## Consigne
Poursuivez l'entrevue sur l'agence artistique rouge2 à partir de sa dernière phrase.

Christine (Kiki) Nesbitt

Après une longue carrière qui l’a amené à toucher à plusieurs aspects de la production de spectacle – assistance à la mise en scène, conception d’éclairage et production exécutive, notamment pour le Cirque du Soleil – Kiki Nesbitt a fondé l’agence artistique rouge2, dédiée au soutien et à l’accompagnement d’artistes et de créateurs tout au long de leur carrière. Entrevue réalisée en février 2012.
Vous avez fondé rouge2 il y a trois ans. Pourriez-vous nous en parler ?
C’est un projet auquel je pensais depuis fort longtemps. Je m’étais toujours dit que, plus tard, lorsque j’aurais plus d’expérience, j’aimerais partager mes connaissances et aider les créateurs et les artistes. Après avoir livré, en tant que producteur exécutif, le spectacle Delirium du Cirque du Soleil, j’ai décidé qu’il était temps de me lancer. L’agence représente actuellement plus de 25 créateurs et artistes. Elle gère leurs relations contractuelles et d’affaires avec les producteurs et les accompagne dans le développement de leur carrière. Dans les prochaines années, je veux continuer le développement de l’agence tout en la gardant à l’échelle humaine. Je suis constamment à la recherche de gens talentueux et d’expérience ou de jeunes de la relève, finissants des écoles, de toutes les disciplines artistiques.

## Extraits de données

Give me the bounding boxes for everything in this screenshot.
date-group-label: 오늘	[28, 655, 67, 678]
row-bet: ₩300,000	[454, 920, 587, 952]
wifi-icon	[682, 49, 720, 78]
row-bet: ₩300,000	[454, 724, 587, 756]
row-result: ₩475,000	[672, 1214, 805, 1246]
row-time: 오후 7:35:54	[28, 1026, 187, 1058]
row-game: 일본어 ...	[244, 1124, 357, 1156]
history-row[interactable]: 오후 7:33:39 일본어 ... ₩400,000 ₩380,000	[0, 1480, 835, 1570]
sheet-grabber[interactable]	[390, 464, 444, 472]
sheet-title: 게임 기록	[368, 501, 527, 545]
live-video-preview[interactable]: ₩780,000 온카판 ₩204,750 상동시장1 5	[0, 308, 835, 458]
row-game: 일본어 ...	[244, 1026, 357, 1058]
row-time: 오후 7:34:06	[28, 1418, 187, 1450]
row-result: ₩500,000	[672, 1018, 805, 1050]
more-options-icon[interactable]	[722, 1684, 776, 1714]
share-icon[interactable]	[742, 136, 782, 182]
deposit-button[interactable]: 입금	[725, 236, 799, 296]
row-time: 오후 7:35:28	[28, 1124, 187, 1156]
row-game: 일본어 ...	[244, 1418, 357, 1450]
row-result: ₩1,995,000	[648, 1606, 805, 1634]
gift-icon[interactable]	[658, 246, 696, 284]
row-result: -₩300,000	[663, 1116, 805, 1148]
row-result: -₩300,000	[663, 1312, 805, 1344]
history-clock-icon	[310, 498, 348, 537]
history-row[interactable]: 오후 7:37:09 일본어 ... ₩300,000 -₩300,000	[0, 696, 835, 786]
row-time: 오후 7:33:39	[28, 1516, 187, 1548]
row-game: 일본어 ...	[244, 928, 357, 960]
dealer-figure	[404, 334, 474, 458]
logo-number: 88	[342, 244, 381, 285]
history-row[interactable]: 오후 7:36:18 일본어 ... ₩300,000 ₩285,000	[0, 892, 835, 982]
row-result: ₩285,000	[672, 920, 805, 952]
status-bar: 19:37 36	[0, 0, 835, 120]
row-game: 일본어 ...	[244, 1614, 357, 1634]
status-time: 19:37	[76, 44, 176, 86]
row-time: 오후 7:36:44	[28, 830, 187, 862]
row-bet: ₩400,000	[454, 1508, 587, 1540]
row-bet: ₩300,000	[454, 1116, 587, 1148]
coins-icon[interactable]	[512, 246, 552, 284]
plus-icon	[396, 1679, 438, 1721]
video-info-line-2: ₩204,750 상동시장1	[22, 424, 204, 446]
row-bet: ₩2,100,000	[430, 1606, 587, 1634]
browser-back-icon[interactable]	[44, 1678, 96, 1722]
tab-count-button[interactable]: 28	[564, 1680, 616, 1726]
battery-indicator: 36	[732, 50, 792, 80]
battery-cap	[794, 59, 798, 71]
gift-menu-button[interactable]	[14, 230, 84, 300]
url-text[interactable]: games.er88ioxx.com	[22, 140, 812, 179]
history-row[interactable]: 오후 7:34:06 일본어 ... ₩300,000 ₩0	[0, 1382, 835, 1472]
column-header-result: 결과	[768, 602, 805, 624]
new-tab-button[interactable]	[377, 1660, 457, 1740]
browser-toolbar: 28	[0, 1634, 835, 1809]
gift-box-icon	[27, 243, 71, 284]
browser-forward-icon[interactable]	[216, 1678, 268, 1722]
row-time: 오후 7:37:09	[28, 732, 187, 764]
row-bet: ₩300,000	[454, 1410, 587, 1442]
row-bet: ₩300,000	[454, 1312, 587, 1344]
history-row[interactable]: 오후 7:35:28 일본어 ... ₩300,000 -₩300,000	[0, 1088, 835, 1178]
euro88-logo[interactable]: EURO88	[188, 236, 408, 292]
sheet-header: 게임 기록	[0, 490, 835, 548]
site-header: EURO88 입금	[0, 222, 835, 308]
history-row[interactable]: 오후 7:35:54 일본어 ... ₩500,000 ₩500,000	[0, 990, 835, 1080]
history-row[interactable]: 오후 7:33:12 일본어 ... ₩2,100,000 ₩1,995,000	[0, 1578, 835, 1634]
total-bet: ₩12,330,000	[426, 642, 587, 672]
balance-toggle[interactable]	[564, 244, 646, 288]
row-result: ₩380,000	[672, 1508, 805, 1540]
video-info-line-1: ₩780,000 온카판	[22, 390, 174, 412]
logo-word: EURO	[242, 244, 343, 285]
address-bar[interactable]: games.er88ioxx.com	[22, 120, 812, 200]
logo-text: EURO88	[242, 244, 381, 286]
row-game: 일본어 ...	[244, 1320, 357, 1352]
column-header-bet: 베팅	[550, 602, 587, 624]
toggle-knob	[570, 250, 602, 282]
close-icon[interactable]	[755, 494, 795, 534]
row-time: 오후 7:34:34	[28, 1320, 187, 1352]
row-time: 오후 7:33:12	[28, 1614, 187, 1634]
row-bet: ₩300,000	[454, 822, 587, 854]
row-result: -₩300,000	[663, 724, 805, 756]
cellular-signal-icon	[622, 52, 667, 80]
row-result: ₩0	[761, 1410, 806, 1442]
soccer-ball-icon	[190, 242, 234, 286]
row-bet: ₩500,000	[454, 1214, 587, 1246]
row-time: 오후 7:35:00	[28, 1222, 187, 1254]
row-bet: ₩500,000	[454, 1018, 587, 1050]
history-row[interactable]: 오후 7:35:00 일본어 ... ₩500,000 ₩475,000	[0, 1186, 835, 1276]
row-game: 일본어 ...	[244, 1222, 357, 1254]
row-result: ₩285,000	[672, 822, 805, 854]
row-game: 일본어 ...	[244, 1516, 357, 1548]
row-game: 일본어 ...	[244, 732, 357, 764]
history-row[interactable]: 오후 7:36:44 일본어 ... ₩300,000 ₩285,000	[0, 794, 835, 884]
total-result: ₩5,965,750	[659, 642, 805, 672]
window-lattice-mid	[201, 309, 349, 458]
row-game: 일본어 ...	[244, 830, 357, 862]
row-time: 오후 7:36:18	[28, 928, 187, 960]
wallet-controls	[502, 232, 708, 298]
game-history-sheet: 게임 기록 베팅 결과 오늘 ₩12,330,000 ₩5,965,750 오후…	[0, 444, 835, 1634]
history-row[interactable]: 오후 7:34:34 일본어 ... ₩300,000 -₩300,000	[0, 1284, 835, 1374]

## Réponse
Est-ce le genre de service que vous auriez aimé avoir lorsque vous étiez en début de carrière ?
C’était moins nécessaire à l’époque (en 1974), car le marché était très petit et il y avait peu de risques. Aujourd’hui, les productions sont internationales, le marché est mondial et très compétitif, il y a beaucoup plus de producteurs, de nombreuses écoles spécialisées, les enjeux financiers et contractuels sont beaucoup plus importants et risqués. Si je sortais d’une école aujourd’hui, comme artiste ou créateur, j’apprécierais que quelqu’un me guide.
Avez-vous toujours été intéressée par le théâtre ?
Petite, je ne connaissais pas le théâtre mais j’ai commencé à faire des spectacles de variétés dans mon sous-sol, à Québec, vers l’âge de 10 ou 11 ans. Avec mes voisins et voisines, on se faisait des costumes, des décors; il y en avait une qui chantait, l’autre qui dansait… donc, ça a commencé tôt !
Qu’est-ce qui vous a amené à l’ÉNT ?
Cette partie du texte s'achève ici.